• Work to complete
Filter the entries and keep only the lines where the string "未命中时重置" appears.

── Data for this task ──

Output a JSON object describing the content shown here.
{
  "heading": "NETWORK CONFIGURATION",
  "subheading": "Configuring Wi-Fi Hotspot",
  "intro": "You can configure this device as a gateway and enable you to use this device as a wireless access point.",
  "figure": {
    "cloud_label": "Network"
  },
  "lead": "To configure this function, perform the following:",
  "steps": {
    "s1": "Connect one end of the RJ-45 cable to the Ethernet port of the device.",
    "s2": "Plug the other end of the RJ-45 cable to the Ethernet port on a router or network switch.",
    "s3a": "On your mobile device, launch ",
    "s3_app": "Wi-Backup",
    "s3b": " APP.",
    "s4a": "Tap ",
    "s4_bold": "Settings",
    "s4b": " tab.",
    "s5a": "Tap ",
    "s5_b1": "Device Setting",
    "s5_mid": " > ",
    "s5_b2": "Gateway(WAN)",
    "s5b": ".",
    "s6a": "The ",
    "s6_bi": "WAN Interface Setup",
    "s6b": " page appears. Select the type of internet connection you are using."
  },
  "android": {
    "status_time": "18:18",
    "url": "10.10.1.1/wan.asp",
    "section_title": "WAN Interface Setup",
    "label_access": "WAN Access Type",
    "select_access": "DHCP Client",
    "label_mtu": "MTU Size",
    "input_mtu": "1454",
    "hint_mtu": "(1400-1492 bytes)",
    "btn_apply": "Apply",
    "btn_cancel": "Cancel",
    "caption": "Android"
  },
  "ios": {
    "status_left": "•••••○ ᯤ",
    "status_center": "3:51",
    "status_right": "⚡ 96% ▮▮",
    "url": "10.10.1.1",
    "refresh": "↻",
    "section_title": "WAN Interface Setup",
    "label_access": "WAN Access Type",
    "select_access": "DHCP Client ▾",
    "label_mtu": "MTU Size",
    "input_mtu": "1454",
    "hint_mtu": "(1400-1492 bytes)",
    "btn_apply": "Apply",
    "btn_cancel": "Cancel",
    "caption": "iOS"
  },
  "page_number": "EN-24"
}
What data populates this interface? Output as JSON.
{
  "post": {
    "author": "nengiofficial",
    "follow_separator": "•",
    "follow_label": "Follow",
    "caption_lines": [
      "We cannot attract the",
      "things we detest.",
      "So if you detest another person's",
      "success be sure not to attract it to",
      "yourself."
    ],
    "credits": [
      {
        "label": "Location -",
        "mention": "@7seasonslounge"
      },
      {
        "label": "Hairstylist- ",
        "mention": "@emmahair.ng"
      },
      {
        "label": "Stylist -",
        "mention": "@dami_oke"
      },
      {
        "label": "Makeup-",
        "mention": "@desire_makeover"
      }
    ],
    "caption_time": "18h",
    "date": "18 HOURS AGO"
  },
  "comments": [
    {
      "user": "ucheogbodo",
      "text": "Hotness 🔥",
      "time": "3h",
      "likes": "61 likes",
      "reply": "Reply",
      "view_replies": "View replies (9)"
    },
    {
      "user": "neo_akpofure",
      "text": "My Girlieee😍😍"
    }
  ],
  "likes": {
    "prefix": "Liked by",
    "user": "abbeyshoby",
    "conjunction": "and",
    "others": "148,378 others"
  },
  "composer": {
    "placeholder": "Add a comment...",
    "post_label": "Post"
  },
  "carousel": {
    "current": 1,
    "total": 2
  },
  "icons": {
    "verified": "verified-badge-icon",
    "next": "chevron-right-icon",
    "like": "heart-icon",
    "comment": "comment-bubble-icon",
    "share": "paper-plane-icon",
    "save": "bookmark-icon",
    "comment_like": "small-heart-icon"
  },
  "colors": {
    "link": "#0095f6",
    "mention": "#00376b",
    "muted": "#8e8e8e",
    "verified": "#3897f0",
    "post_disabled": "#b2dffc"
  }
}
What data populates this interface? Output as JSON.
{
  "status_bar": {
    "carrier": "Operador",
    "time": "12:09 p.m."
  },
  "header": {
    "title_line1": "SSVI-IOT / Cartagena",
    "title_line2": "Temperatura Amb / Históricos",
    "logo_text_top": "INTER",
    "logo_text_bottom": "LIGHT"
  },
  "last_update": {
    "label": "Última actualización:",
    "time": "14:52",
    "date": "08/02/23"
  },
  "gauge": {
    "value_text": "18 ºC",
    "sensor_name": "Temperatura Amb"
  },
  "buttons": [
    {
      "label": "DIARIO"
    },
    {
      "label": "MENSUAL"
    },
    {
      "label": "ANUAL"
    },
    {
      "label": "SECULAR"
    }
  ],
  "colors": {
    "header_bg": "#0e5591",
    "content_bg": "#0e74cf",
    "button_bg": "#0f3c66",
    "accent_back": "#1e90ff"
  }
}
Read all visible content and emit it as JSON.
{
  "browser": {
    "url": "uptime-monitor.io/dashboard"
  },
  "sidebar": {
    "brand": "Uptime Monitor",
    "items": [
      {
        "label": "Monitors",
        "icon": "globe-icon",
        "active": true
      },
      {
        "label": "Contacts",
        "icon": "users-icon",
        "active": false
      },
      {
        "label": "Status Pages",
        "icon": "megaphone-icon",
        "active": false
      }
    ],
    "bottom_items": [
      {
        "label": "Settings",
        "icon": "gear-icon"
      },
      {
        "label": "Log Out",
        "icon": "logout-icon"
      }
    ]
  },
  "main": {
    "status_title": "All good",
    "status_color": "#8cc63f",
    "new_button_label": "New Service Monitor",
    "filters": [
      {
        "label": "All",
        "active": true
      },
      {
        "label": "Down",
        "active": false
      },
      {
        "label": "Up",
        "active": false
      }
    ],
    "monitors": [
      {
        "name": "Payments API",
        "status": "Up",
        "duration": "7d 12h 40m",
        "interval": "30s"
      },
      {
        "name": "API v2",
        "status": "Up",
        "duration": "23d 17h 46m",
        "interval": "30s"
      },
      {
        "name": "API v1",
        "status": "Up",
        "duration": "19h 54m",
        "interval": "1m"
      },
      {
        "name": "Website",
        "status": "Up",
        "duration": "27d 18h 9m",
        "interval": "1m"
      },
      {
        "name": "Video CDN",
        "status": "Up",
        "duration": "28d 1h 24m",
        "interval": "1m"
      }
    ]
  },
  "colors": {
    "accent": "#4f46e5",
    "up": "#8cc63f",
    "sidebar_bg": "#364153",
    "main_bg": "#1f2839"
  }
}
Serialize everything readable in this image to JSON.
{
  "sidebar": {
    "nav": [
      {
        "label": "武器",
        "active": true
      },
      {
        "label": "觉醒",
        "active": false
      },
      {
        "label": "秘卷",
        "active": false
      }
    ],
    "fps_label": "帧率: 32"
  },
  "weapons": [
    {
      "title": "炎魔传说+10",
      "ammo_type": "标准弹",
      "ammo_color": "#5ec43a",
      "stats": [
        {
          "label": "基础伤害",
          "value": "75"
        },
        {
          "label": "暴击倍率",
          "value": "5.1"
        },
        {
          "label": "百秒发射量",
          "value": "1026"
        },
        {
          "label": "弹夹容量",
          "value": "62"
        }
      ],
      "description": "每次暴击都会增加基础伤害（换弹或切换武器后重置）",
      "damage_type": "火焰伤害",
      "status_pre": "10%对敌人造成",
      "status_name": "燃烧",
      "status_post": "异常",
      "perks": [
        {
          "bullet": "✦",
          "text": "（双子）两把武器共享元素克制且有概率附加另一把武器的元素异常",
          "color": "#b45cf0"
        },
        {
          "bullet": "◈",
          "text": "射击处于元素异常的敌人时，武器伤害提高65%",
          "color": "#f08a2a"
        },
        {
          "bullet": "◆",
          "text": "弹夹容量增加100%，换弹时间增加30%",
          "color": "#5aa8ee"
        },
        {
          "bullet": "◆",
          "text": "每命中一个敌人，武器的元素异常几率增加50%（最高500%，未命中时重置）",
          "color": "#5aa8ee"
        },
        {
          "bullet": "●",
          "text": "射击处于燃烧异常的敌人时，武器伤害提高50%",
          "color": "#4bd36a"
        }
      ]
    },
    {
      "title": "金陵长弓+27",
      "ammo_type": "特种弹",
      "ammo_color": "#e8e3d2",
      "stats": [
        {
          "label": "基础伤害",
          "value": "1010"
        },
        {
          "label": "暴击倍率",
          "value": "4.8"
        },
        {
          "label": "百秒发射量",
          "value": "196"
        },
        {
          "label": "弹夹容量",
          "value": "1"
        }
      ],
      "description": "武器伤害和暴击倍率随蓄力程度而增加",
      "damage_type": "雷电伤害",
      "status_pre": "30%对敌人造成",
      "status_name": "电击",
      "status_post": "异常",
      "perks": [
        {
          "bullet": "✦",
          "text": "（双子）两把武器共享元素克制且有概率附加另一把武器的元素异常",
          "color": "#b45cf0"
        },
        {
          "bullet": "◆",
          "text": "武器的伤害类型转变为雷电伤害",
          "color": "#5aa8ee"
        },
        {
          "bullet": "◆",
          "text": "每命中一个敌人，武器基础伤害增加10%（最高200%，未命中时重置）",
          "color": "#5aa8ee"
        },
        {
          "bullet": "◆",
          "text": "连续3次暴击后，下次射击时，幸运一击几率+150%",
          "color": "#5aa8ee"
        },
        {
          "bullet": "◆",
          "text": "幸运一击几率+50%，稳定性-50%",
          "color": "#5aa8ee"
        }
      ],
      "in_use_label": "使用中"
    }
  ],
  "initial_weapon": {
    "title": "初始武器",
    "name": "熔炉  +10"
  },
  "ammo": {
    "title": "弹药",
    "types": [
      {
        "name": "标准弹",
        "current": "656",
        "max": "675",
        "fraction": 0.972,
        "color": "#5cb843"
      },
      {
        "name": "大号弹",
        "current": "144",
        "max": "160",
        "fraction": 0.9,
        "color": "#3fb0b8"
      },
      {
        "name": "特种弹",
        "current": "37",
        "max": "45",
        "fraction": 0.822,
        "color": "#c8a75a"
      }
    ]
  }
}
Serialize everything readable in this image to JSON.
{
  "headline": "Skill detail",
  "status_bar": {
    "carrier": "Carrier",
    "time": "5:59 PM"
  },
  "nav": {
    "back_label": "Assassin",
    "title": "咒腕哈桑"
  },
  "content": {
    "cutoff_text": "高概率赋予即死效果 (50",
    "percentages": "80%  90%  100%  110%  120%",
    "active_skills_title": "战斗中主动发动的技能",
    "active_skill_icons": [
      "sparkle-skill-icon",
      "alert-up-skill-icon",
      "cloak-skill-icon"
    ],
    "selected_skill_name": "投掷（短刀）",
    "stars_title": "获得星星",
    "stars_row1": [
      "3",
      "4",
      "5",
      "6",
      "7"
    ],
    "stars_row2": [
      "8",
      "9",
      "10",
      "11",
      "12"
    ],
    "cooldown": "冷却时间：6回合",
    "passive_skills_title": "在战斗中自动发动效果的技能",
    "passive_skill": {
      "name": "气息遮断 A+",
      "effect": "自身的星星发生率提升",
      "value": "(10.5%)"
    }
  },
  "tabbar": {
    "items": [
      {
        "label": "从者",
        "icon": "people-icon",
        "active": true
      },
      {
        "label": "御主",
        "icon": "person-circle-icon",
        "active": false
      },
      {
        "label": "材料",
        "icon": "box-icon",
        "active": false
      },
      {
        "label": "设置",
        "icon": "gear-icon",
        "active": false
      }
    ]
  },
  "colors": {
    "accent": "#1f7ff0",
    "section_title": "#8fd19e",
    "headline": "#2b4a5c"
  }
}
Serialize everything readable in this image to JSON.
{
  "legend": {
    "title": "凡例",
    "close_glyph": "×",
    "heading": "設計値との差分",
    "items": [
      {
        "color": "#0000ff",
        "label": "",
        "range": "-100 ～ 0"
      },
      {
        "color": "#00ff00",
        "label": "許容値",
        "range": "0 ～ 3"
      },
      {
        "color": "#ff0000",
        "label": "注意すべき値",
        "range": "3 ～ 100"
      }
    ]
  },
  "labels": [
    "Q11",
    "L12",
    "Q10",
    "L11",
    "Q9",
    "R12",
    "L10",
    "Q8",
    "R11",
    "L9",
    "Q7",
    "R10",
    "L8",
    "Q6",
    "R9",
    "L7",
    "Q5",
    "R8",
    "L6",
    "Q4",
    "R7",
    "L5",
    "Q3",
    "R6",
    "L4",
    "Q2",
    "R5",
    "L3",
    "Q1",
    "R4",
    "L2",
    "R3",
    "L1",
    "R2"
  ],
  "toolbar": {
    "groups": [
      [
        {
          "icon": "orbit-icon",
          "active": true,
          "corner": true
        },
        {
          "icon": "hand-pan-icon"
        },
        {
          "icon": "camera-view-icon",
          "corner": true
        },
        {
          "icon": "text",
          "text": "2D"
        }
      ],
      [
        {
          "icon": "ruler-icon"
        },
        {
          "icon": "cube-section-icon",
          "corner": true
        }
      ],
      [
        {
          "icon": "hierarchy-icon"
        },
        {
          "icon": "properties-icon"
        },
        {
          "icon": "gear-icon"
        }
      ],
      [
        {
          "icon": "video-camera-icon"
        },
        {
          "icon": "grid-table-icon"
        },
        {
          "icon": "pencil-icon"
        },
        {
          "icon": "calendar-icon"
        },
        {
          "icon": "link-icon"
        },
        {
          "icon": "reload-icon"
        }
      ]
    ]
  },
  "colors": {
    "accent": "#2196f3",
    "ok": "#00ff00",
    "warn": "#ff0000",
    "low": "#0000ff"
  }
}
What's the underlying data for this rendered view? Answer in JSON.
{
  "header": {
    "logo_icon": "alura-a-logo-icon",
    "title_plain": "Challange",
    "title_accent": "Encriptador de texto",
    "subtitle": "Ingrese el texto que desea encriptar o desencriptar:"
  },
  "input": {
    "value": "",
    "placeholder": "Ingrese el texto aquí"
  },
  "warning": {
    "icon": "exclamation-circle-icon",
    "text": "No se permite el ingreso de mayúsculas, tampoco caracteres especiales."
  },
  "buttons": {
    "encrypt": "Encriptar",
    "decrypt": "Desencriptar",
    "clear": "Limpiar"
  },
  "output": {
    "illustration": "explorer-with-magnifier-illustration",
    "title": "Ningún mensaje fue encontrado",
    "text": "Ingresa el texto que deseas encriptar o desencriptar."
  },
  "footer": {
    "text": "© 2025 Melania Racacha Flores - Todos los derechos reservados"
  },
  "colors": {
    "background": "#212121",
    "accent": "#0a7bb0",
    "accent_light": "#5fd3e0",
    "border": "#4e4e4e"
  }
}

───

• Answer to the task
          "text": "每命中一个敌人，武器的元素异常几率增加50%（最高500%，未命中时重置）",
          "text": "每命中一个敌人，武器基础伤害增加10%（最高200%，未命中时重置）",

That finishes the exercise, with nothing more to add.